Identify each line below that contains the word "this", and copy it out.
━━ Records to process ━━
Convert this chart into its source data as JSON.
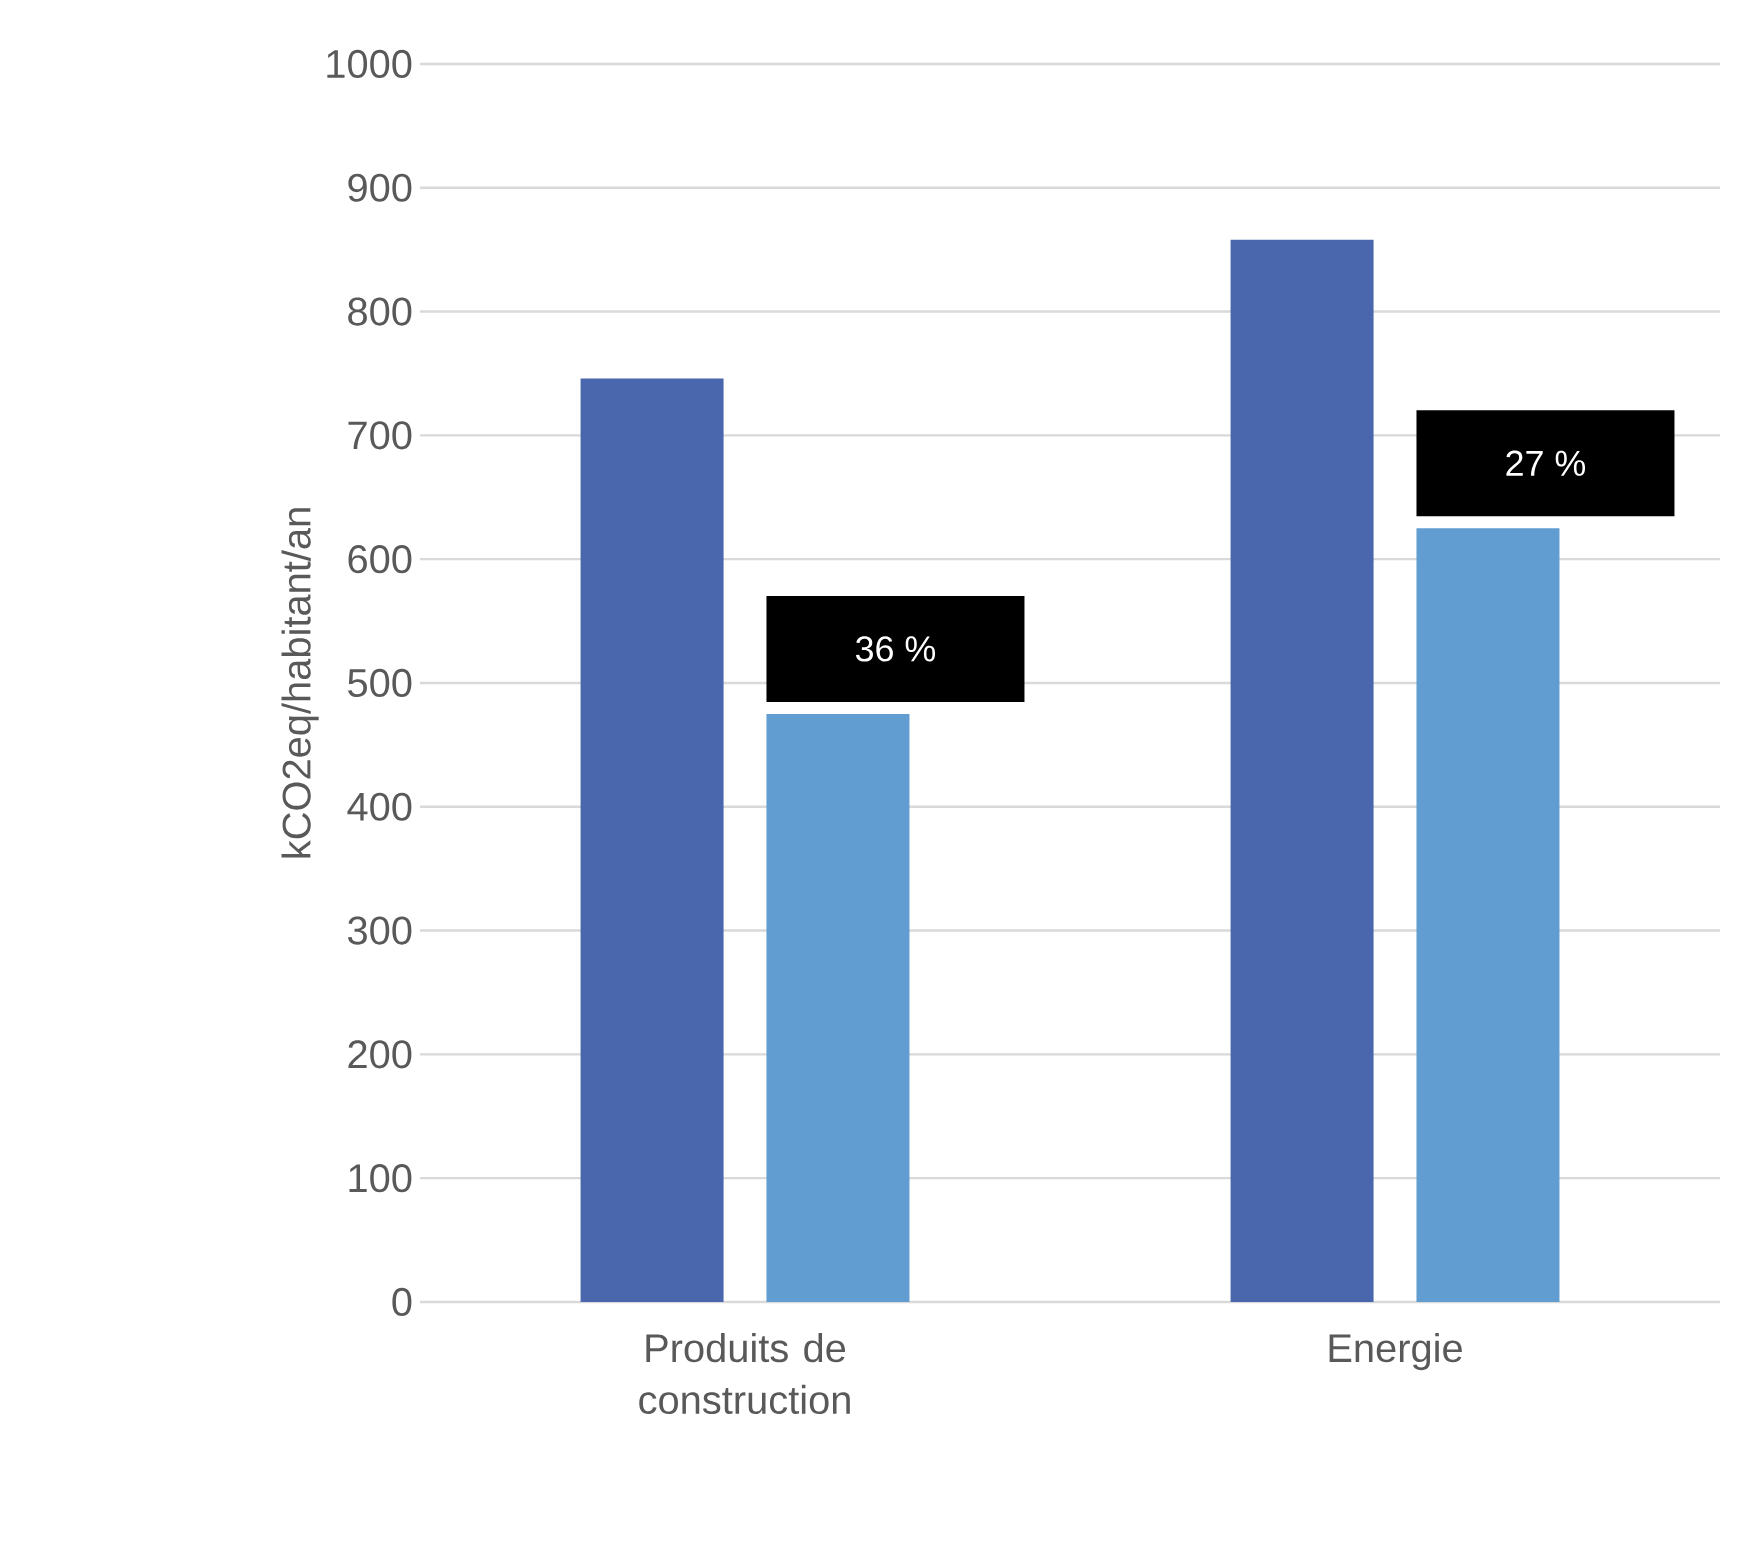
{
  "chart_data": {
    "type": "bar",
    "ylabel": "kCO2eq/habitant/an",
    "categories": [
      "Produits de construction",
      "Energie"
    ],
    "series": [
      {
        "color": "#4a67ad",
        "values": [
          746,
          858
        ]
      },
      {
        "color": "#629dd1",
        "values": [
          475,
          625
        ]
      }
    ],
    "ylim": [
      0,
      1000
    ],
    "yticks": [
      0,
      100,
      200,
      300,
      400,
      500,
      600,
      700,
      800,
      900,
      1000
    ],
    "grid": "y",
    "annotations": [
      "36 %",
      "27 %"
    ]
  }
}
━━━
━━ Records to process ━━
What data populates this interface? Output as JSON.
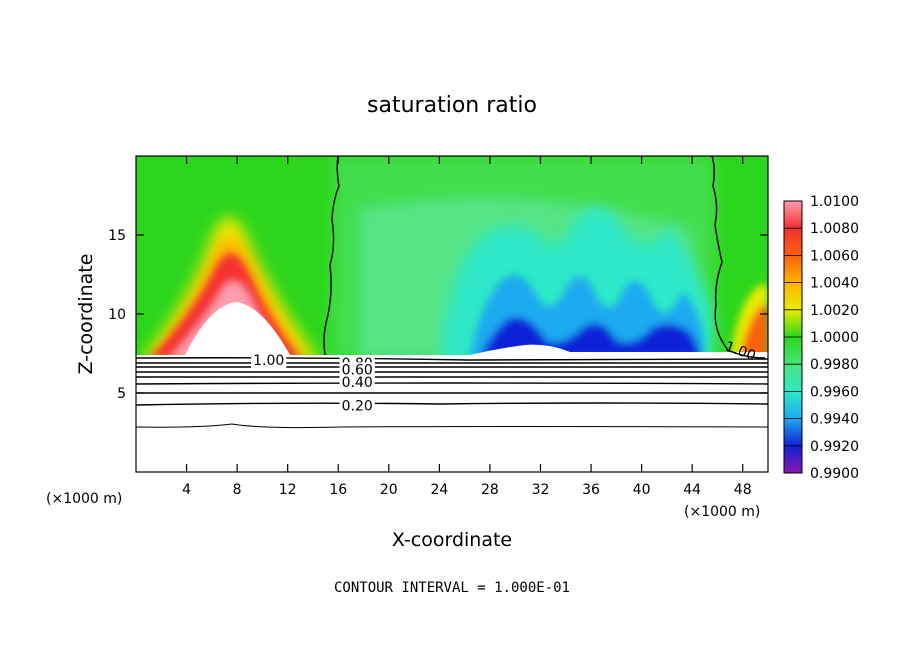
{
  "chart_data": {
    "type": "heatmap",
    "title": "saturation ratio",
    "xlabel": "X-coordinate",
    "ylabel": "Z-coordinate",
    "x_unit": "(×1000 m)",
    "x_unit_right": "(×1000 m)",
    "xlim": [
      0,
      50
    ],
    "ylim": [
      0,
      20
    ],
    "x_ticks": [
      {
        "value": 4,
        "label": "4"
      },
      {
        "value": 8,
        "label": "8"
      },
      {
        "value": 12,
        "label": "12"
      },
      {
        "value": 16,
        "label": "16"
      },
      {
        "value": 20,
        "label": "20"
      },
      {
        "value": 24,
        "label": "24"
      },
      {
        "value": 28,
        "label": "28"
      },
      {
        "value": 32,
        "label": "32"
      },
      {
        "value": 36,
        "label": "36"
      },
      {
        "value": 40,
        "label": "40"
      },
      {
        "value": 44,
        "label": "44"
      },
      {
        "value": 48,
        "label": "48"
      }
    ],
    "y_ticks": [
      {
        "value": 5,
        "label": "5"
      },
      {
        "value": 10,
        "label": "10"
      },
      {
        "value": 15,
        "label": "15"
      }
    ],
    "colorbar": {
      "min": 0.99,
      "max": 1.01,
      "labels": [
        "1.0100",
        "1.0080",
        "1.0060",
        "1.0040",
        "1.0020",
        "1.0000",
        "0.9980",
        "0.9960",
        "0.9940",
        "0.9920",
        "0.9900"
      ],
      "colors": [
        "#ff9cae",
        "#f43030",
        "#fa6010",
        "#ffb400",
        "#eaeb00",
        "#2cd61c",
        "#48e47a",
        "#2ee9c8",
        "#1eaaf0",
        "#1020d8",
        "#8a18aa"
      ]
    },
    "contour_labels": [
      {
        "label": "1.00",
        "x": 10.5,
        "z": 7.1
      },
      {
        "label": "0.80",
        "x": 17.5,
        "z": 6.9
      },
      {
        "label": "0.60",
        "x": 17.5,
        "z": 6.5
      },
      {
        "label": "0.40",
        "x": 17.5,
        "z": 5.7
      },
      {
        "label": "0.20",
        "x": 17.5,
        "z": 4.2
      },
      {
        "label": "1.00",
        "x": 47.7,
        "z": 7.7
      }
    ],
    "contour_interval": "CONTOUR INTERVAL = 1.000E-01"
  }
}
━━━
### Exercise answer
Convert this chart into its source data as JSON.
What data populates this interface? Output as JSON.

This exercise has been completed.